** Begin Source **
EX-10.30 10 dex1030.htm FORM OF DIRECTOR AGREEMENT Form of Director Agreement

Exhibit 10.30

 

{Name of Director}

  

                                {DATE}

{Current Address}

    

 

Re: Director Agreement

 

Dear                     ,

 

On behalf of Chordiant Software, Inc. (“Company”), I am pleased to have you join the Company’s Board of Directors. This letter sets forth the terms of the Director Agreement (the “Agreement”) that the Company is offering to you.

 

1. APPOINTMENT TO THE BOARD OF DIRECTORS.

 

1.1 Title, Term and Responsibilities. Subject to terms set forth herein, the Company agrees to appoint you to serve as a Director on the Company’s Board of Directors (the “Board”), and you hereby accept such appointment the date you sign this Agreement (the “Effective Date”). You will serve as a Director of the Board from the Effective Date until you voluntarily resign, are removed from the Board or are not reelected (the “Term”). Your rights, duties and obligations as a Director shall be governed by the Certificate of Incorporation and By-Laws of the Company, each as amended from time to time (collectively, the “Governing Documents”), except that where the Governing Documents conflict with this Agreement, this Agreement shall control.

 

1.2 Mandatory Board Meeting Attendance. As a Director, you agree to apply all reasonable efforts to attend each regular meeting of the Board and no fewer than seventy-five percent (75%) of these meetings of the Board in person, and no more than twenty-five percent (25%) of such meetings by telephone or teleconference.

 

1.3 Independent Contractor. Under this Agreement, your relationship with the Company will be that of an independent contractor as you will not be an employee of the Company nor eligible to participate in regular employee benefit and compensation plans of the Company.
** End Source **
### Exercise objective
Extract the passage of the director agreement letter above, starting with "On behalf of" and going on through "offering to you.".
** Begin Records shown **
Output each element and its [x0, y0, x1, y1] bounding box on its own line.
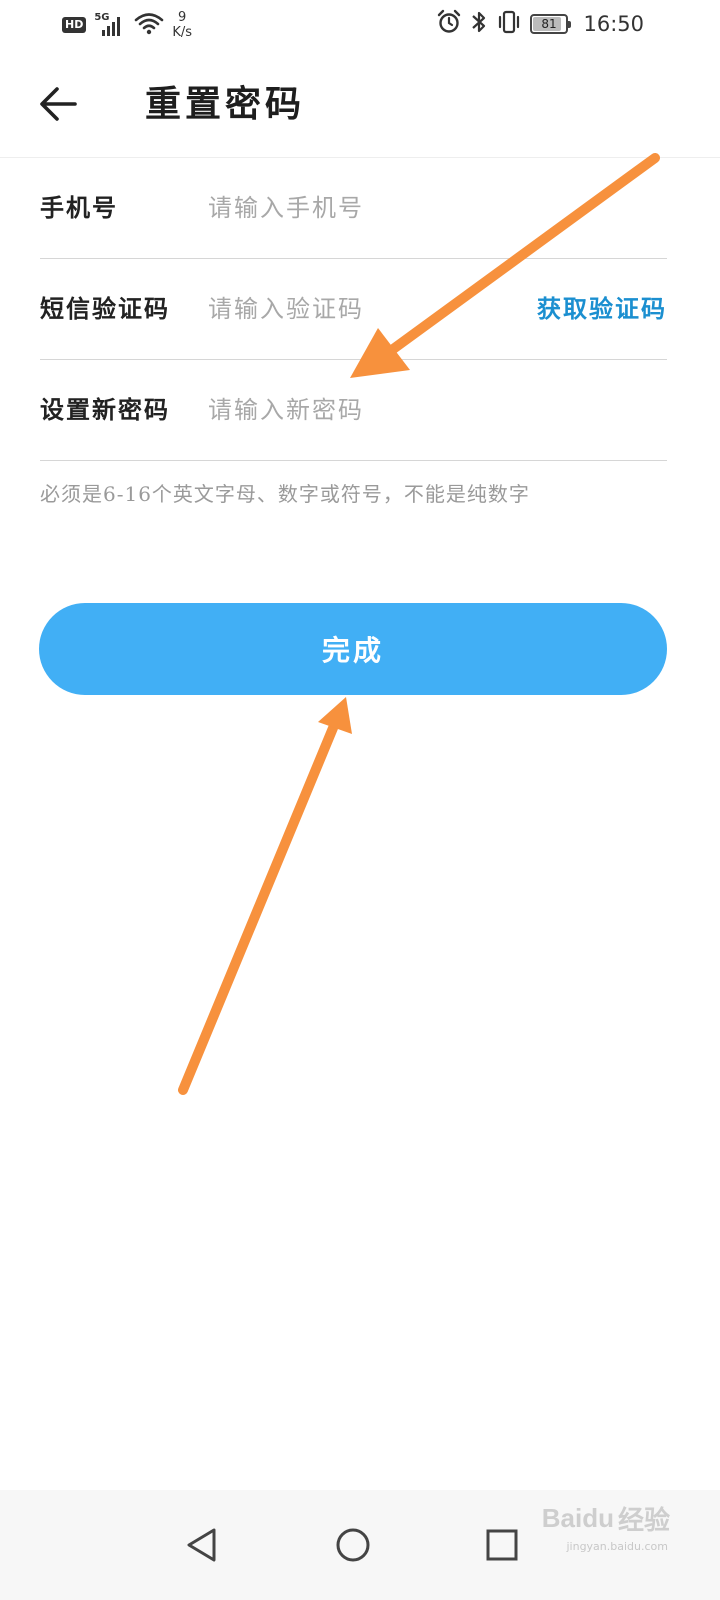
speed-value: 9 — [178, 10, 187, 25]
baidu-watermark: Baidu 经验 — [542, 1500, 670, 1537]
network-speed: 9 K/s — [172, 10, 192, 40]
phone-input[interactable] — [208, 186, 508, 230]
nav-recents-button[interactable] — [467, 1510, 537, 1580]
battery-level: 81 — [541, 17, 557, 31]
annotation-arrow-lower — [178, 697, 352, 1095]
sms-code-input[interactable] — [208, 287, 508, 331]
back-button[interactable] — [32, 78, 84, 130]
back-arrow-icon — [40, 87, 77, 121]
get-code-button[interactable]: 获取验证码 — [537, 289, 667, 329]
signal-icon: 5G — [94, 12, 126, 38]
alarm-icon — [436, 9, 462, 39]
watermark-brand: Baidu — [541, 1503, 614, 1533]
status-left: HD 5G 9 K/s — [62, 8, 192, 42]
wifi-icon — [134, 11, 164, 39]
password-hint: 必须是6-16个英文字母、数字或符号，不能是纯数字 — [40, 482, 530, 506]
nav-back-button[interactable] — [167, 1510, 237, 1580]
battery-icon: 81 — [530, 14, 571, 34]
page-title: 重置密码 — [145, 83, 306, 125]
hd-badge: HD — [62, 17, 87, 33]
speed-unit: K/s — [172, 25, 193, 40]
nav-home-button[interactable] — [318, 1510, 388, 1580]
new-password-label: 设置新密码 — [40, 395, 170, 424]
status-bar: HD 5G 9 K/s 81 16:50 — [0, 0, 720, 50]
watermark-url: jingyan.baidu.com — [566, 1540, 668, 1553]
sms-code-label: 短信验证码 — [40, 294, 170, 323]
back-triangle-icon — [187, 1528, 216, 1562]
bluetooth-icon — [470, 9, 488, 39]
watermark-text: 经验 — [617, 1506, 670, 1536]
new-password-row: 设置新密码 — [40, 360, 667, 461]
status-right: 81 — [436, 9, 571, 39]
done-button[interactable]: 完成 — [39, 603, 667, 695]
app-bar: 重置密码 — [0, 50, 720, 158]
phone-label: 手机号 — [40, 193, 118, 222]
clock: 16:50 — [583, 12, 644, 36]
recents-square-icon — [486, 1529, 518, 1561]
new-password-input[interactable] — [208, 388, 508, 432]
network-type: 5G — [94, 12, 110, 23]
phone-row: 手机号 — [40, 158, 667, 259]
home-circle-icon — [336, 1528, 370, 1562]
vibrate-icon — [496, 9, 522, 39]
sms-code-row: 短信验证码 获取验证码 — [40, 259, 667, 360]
** End Records shown **
### Expected answer
On behalf of Chordiant Software, Inc. (“Company”), I am pleased to have you join the Company’s Board of Directors. This letter sets forth the terms of the Director Agreement (the “Agreement”) that the Company is offering to you.